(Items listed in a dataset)
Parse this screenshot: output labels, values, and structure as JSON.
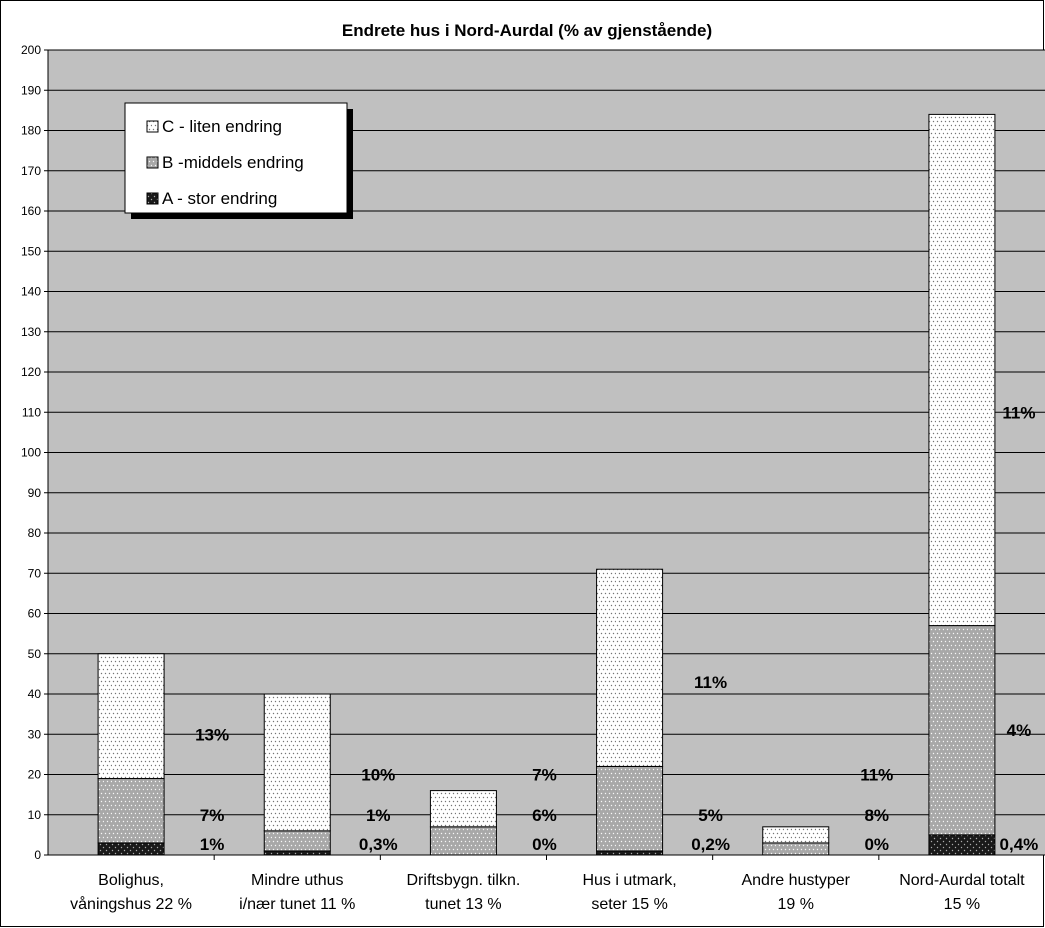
{
  "chart_data": {
    "type": "bar",
    "stacked": true,
    "title": "Endrete hus i Nord-Aurdal (% av gjenstående)",
    "xlabel": "",
    "ylabel": "",
    "ylim": [
      0,
      200
    ],
    "yticks": [
      0,
      10,
      20,
      30,
      40,
      50,
      60,
      70,
      80,
      90,
      100,
      110,
      120,
      130,
      140,
      150,
      160,
      170,
      180,
      190,
      200
    ],
    "grid": true,
    "legend_position": "top-left",
    "categories": [
      [
        "Bolighus,",
        "våningshus 22 %"
      ],
      [
        "Mindre uthus",
        "i/nær tunet 11 %"
      ],
      [
        "Driftsbygn. tilkn.",
        "tunet  13 %"
      ],
      [
        "Hus i utmark,",
        "seter 15 %"
      ],
      [
        "Andre hustyper",
        "19 %"
      ],
      [
        "Nord-Aurdal totalt",
        "15 %"
      ]
    ],
    "series": [
      {
        "name": "A - stor endring",
        "values": [
          3,
          1,
          0,
          1,
          0,
          5
        ],
        "labels": [
          "1%",
          "0,3%",
          "0%",
          "0,2%",
          "0%",
          "0,4%"
        ]
      },
      {
        "name": "B -middels endring",
        "values": [
          16,
          5,
          7,
          21,
          3,
          52
        ],
        "labels": [
          "7%",
          "1%",
          "6%",
          "5%",
          "8%",
          "4%"
        ]
      },
      {
        "name": "C - liten endring",
        "values": [
          31,
          34,
          9,
          49,
          4,
          127
        ],
        "labels": [
          "13%",
          "10%",
          "7%",
          "11%",
          "11%",
          "11%"
        ]
      }
    ],
    "colors": {
      "plot_bg": "#c0c0c0",
      "A": "#1a1a1a",
      "B": "#a8a8a8",
      "C": "#ffffff"
    }
  }
}
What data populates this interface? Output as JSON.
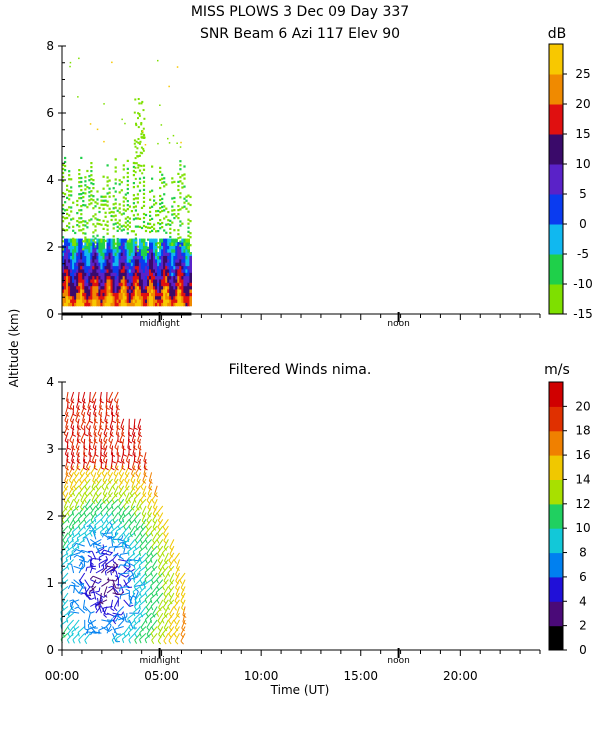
{
  "chart_data": [
    {
      "type": "heatmap",
      "title_line1": "MISS PLOWS    3 Dec 09 Day 337",
      "title_line2": "SNR Beam 6 Azi 117 Elev 90",
      "ylabel": "Altitude (km)",
      "xlim": [
        0,
        24
      ],
      "ylim": [
        0,
        8
      ],
      "yticks": [
        "0",
        "2",
        "4",
        "6",
        "8"
      ],
      "x_markers": [
        {
          "label": "midnight",
          "x": 4.9
        },
        {
          "label": "noon",
          "x": 16.9
        }
      ],
      "data_extent_hours": [
        0,
        6.5
      ],
      "colorbar": {
        "unit": "dB",
        "levels": [
          -15,
          -10,
          -5,
          0,
          5,
          10,
          15,
          20,
          25
        ],
        "colors": [
          "#7ee000",
          "#1fd04a",
          "#10b8f0",
          "#0a3bf0",
          "#5a22c8",
          "#3a0a6a",
          "#e01010",
          "#f08a00",
          "#f8c800"
        ]
      }
    },
    {
      "type": "scatter",
      "title": "Filtered Winds nima.",
      "xlabel": "Time (UT)",
      "ylabel": "Altitude (km)",
      "xlim": [
        0,
        24
      ],
      "ylim": [
        0,
        4
      ],
      "xticks": [
        "00:00",
        "05:00",
        "10:00",
        "15:00",
        "20:00"
      ],
      "yticks": [
        "0",
        "1",
        "2",
        "3",
        "4"
      ],
      "x_markers": [
        {
          "label": "midnight",
          "x": 4.9
        },
        {
          "label": "noon",
          "x": 16.9
        }
      ],
      "data_extent_hours": [
        0,
        6.3
      ],
      "colorbar": {
        "unit": "m/s",
        "levels": [
          0,
          2,
          4,
          6,
          8,
          10,
          12,
          14,
          16,
          18,
          20
        ],
        "colors": [
          "#000000",
          "#4a0a78",
          "#2010d8",
          "#0080f0",
          "#12c8d8",
          "#20d060",
          "#a8e000",
          "#f0c800",
          "#f08000",
          "#e03000",
          "#d00000"
        ]
      }
    }
  ]
}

• _TASK OBJECTIVE_:
Identify lines with the string "Aurdal". Copy each one.

• _OUTPUT OF THE EXERCISE_:
    "title": "Endrete hus i Nord-Aurdal (% av gjenstående)",
        "Nord-Aurdal totalt",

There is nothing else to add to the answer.